WORKING DATA:
***

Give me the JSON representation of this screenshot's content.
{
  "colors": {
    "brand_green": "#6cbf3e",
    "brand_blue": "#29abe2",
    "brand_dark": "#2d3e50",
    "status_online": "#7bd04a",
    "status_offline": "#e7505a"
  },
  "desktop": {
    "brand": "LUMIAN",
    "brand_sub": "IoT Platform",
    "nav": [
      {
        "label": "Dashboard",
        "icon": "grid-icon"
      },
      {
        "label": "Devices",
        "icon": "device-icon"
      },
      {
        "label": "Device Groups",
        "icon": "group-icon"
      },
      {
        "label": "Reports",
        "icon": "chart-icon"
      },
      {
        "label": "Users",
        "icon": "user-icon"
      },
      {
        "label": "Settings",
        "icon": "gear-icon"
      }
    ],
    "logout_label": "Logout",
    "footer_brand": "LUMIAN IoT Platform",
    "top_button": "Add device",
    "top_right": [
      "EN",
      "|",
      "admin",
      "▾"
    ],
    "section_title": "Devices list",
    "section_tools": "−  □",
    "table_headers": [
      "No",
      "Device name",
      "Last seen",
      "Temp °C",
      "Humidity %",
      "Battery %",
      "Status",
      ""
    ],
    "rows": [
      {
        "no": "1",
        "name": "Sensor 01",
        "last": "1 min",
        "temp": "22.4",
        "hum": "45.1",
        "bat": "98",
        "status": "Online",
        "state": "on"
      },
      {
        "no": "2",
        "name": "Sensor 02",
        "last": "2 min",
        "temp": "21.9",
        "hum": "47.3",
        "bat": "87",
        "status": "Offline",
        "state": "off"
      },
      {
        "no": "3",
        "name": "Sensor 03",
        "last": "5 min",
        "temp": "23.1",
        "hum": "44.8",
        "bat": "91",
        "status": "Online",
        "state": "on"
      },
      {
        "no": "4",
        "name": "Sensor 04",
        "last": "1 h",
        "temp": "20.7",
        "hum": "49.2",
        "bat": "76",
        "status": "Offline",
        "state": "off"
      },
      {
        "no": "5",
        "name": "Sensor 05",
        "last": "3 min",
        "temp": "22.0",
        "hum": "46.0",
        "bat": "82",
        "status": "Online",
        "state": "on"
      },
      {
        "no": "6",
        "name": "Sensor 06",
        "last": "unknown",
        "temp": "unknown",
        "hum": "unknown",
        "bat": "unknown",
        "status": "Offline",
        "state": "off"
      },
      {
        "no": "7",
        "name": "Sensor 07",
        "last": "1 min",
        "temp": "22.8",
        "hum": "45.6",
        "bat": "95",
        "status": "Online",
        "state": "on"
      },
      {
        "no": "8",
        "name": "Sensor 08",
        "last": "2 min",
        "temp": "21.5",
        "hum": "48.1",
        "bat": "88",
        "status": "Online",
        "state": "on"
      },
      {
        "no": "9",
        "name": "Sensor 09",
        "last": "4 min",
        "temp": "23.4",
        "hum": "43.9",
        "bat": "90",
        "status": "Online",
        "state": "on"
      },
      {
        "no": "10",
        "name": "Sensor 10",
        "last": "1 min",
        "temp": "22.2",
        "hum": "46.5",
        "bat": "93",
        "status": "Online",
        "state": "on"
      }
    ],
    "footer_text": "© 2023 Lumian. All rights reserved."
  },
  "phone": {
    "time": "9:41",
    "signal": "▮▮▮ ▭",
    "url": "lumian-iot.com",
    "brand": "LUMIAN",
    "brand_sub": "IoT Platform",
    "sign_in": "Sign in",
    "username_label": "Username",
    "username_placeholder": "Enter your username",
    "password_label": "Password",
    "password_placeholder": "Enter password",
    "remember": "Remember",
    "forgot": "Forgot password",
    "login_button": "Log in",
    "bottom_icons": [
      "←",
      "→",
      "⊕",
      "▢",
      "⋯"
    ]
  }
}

***

DIRECTION:
Scan the material above. Return every line containing the string "Enter".

THE RESULT:
    "username_placeholder": "Enter your username",
    "password_placeholder": "Enter password",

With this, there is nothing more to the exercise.